-- start --
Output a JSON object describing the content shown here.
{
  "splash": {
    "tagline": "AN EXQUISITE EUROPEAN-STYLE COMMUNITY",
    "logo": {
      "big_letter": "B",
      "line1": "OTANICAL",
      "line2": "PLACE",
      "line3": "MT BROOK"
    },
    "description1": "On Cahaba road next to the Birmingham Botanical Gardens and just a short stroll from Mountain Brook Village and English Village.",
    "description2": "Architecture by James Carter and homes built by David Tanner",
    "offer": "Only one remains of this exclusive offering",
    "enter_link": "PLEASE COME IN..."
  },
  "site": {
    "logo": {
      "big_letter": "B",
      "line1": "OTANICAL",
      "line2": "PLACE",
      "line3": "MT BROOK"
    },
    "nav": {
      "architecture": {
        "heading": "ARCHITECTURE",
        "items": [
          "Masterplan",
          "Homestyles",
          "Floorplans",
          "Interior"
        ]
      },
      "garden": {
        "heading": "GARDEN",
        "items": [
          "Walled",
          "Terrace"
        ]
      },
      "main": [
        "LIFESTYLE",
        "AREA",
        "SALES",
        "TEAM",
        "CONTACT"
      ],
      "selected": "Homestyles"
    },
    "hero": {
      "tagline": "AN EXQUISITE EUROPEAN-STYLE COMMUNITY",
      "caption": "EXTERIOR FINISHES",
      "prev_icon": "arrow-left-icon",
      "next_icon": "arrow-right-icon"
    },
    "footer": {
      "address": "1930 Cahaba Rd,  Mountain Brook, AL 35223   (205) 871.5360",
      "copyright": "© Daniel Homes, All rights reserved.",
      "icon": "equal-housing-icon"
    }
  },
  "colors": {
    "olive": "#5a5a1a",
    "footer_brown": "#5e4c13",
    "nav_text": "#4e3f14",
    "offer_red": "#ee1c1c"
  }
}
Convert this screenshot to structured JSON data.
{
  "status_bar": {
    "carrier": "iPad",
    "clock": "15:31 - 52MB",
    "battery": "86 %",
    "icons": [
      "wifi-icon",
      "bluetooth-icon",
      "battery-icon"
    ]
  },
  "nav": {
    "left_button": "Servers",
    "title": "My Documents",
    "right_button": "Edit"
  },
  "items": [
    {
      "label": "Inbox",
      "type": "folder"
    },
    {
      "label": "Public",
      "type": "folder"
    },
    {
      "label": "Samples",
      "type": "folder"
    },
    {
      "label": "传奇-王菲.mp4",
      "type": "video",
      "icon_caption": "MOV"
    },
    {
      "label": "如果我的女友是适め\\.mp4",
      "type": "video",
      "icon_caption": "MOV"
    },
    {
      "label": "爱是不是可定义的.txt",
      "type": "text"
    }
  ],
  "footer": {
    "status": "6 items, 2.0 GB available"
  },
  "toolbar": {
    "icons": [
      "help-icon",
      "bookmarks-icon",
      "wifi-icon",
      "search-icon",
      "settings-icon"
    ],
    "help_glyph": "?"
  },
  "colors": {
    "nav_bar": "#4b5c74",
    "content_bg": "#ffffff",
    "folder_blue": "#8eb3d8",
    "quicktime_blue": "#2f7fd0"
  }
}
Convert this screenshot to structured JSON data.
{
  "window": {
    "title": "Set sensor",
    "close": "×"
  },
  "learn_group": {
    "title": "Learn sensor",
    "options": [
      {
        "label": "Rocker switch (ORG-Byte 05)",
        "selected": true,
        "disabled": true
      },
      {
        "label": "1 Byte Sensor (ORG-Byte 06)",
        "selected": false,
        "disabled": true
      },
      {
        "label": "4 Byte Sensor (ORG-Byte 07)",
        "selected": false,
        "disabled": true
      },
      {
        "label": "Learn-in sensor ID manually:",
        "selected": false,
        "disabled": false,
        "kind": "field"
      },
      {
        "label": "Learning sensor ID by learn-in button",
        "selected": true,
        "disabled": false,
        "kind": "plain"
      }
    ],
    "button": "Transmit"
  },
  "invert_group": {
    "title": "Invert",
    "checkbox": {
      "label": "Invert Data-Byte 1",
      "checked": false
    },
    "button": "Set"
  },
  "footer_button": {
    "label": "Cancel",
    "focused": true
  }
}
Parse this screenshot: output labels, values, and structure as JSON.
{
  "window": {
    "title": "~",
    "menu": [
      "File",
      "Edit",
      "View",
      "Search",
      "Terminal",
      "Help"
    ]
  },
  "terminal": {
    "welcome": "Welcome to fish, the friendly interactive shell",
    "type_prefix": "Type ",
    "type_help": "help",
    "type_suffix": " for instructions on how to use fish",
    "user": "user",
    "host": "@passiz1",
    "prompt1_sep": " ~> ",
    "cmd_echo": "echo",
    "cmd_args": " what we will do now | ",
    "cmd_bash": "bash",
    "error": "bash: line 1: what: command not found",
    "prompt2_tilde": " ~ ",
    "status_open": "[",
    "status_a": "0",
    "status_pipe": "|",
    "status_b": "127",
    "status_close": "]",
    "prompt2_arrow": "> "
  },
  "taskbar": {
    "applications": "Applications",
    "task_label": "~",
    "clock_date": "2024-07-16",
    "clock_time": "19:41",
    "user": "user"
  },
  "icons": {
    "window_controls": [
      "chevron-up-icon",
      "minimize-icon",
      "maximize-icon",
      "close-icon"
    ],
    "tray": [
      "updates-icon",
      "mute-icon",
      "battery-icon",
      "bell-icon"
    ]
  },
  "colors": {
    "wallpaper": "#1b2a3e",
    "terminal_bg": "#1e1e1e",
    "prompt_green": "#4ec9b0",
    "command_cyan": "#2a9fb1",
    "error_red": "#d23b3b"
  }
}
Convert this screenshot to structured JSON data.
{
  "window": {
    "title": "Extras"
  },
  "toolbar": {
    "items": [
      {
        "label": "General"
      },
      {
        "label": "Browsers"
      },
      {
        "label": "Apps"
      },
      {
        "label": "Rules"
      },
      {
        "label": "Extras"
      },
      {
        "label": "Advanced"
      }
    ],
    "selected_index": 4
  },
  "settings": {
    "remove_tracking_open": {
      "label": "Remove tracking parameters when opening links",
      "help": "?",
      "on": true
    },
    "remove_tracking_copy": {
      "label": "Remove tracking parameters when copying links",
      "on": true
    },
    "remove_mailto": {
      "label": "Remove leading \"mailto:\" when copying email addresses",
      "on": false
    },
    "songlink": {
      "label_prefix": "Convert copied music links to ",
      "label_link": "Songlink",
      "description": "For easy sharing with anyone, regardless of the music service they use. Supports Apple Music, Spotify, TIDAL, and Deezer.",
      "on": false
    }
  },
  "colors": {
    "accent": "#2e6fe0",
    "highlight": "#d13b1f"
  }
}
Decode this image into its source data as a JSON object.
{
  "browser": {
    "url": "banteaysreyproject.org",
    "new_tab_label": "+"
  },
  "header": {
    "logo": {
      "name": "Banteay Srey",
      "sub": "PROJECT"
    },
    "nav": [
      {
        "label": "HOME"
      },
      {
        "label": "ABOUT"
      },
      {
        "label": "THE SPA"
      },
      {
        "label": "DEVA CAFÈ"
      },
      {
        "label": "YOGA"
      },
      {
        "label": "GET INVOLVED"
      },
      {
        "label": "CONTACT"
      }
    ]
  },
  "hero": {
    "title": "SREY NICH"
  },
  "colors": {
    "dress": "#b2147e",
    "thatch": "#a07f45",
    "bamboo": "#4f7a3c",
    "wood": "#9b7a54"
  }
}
-- end --
◆ What is asked ◆
Repeat every line of the material exactly as given.

◆ Task output ◆
Output a JSON object describing the content shown here.
{
  "splash": {
    "tagline": "AN EXQUISITE EUROPEAN-STYLE COMMUNITY",
    "logo": {
      "big_letter": "B",
      "line1": "OTANICAL",
      "line2": "PLACE",
      "line3": "MT BROOK"
    },
    "description1": "On Cahaba road next to the Birmingham Botanical Gardens and just a short stroll from Mountain Brook Village and English Village.",
    "description2": "Architecture by James Carter and homes built by David Tanner",
    "offer": "Only one remains of this exclusive offering",
    "enter_link": "PLEASE COME IN..."
  },
  "site": {
    "logo": {
      "big_letter": "B",
      "line1": "OTANICAL",
      "line2": "PLACE",
      "line3": "MT BROOK"
    },
    "nav": {
      "architecture": {
        "heading": "ARCHITECTURE",
        "items": [
          "Masterplan",
          "Homestyles",
          "Floorplans",
          "Interior"
        ]
      },
      "garden": {
        "heading": "GARDEN",
        "items": [
          "Walled",
          "Terrace"
        ]
      },
      "main": [
        "LIFESTYLE",
        "AREA",
        "SALES",
        "TEAM",
        "CONTACT"
      ],
      "selected": "Homestyles"
    },
    "hero": {
      "tagline": "AN EXQUISITE EUROPEAN-STYLE COMMUNITY",
      "caption": "EXTERIOR FINISHES",
      "prev_icon": "arrow-left-icon",
      "next_icon": "arrow-right-icon"
    },
    "footer": {
      "address": "1930 Cahaba Rd,  Mountain Brook, AL 35223   (205) 871.5360",
      "copyright": "© Daniel Homes, All rights reserved.",
      "icon": "equal-housing-icon"
    }
  },
  "colors": {
    "olive": "#5a5a1a",
    "footer_brown": "#5e4c13",
    "nav_text": "#4e3f14",
    "offer_red": "#ee1c1c"
  }
}
Convert this screenshot to structured JSON data.
{
  "status_bar": {
    "carrier": "iPad",
    "clock": "15:31 - 52MB",
    "battery": "86 %",
    "icons": [
      "wifi-icon",
      "bluetooth-icon",
      "battery-icon"
    ]
  },
  "nav": {
    "left_button": "Servers",
    "title": "My Documents",
    "right_button": "Edit"
  },
  "items": [
    {
      "label": "Inbox",
      "type": "folder"
    },
    {
      "label": "Public",
      "type": "folder"
    },
    {
      "label": "Samples",
      "type": "folder"
    },
    {
      "label": "传奇-王菲.mp4",
      "type": "video",
      "icon_caption": "MOV"
    },
    {
      "label": "如果我的女友是适め\\.mp4",
      "type": "video",
      "icon_caption": "MOV"
    },
    {
      "label": "爱是不是可定义的.txt",
      "type": "text"
    }
  ],
  "footer": {
    "status": "6 items, 2.0 GB available"
  },
  "toolbar": {
    "icons": [
      "help-icon",
      "bookmarks-icon",
      "wifi-icon",
      "search-icon",
      "settings-icon"
    ],
    "help_glyph": "?"
  },
  "colors": {
    "nav_bar": "#4b5c74",
    "content_bg": "#ffffff",
    "folder_blue": "#8eb3d8",
    "quicktime_blue": "#2f7fd0"
  }
}
Convert this screenshot to structured JSON data.
{
  "window": {
    "title": "Set sensor",
    "close": "×"
  },
  "learn_group": {
    "title": "Learn sensor",
    "options": [
      {
        "label": "Rocker switch (ORG-Byte 05)",
        "selected": true,
        "disabled": true
      },
      {
        "label": "1 Byte Sensor (ORG-Byte 06)",
        "selected": false,
        "disabled": true
      },
      {
        "label": "4 Byte Sensor (ORG-Byte 07)",
        "selected": false,
        "disabled": true
      },
      {
        "label": "Learn-in sensor ID manually:",
        "selected": false,
        "disabled": false,
        "kind": "field"
      },
      {
        "label": "Learning sensor ID by learn-in button",
        "selected": true,
        "disabled": false,
        "kind": "plain"
      }
    ],
    "button": "Transmit"
  },
  "invert_group": {
    "title": "Invert",
    "checkbox": {
      "label": "Invert Data-Byte 1",
      "checked": false
    },
    "button": "Set"
  },
  "footer_button": {
    "label": "Cancel",
    "focused": true
  }
}
Parse this screenshot: output labels, values, and structure as JSON.
{
  "window": {
    "title": "~",
    "menu": [
      "File",
      "Edit",
      "View",
      "Search",
      "Terminal",
      "Help"
    ]
  },
  "terminal": {
    "welcome": "Welcome to fish, the friendly interactive shell",
    "type_prefix": "Type ",
    "type_help": "help",
    "type_suffix": " for instructions on how to use fish",
    "user": "user",
    "host": "@passiz1",
    "prompt1_sep": " ~> ",
    "cmd_echo": "echo",
    "cmd_args": " what we will do now | ",
    "cmd_bash": "bash",
    "error": "bash: line 1: what: command not found",
    "prompt2_tilde": " ~ ",
    "status_open": "[",
    "status_a": "0",
    "status_pipe": "|",
    "status_b": "127",
    "status_close": "]",
    "prompt2_arrow": "> "
  },
  "taskbar": {
    "applications": "Applications",
    "task_label": "~",
    "clock_date": "2024-07-16",
    "clock_time": "19:41",
    "user": "user"
  },
  "icons": {
    "window_controls": [
      "chevron-up-icon",
      "minimize-icon",
      "maximize-icon",
      "close-icon"
    ],
    "tray": [
      "updates-icon",
      "mute-icon",
      "battery-icon",
      "bell-icon"
    ]
  },
  "colors": {
    "wallpaper": "#1b2a3e",
    "terminal_bg": "#1e1e1e",
    "prompt_green": "#4ec9b0",
    "command_cyan": "#2a9fb1",
    "error_red": "#d23b3b"
  }
}
Convert this screenshot to structured JSON data.
{
  "window": {
    "title": "Extras"
  },
  "toolbar": {
    "items": [
      {
        "label": "General"
      },
      {
        "label": "Browsers"
      },
      {
        "label": "Apps"
      },
      {
        "label": "Rules"
      },
      {
        "label": "Extras"
      },
      {
        "label": "Advanced"
      }
    ],
    "selected_index": 4
  },
  "settings": {
    "remove_tracking_open": {
      "label": "Remove tracking parameters when opening links",
      "help": "?",
      "on": true
    },
    "remove_tracking_copy": {
      "label": "Remove tracking parameters when copying links",
      "on": true
    },
    "remove_mailto": {
      "label": "Remove leading \"mailto:\" when copying email addresses",
      "on": false
    },
    "songlink": {
      "label_prefix": "Convert copied music links to ",
      "label_link": "Songlink",
      "description": "For easy sharing with anyone, regardless of the music service they use. Supports Apple Music, Spotify, TIDAL, and Deezer.",
      "on": false
    }
  },
  "colors": {
    "accent": "#2e6fe0",
    "highlight": "#d13b1f"
  }
}
Decode this image into its source data as a JSON object.
{
  "browser": {
    "url": "banteaysreyproject.org",
    "new_tab_label": "+"
  },
  "header": {
    "logo": {
      "name": "Banteay Srey",
      "sub": "PROJECT"
    },
    "nav": [
      {
        "label": "HOME"
      },
      {
        "label": "ABOUT"
      },
      {
        "label": "THE SPA"
      },
      {
        "label": "DEVA CAFÈ"
      },
      {
        "label": "YOGA"
      },
      {
        "label": "GET INVOLVED"
      },
      {
        "label": "CONTACT"
      }
    ]
  },
  "hero": {
    "title": "SREY NICH"
  },
  "colors": {
    "dress": "#b2147e",
    "thatch": "#a07f45",
    "bamboo": "#4f7a3c",
    "wood": "#9b7a54"
  }
}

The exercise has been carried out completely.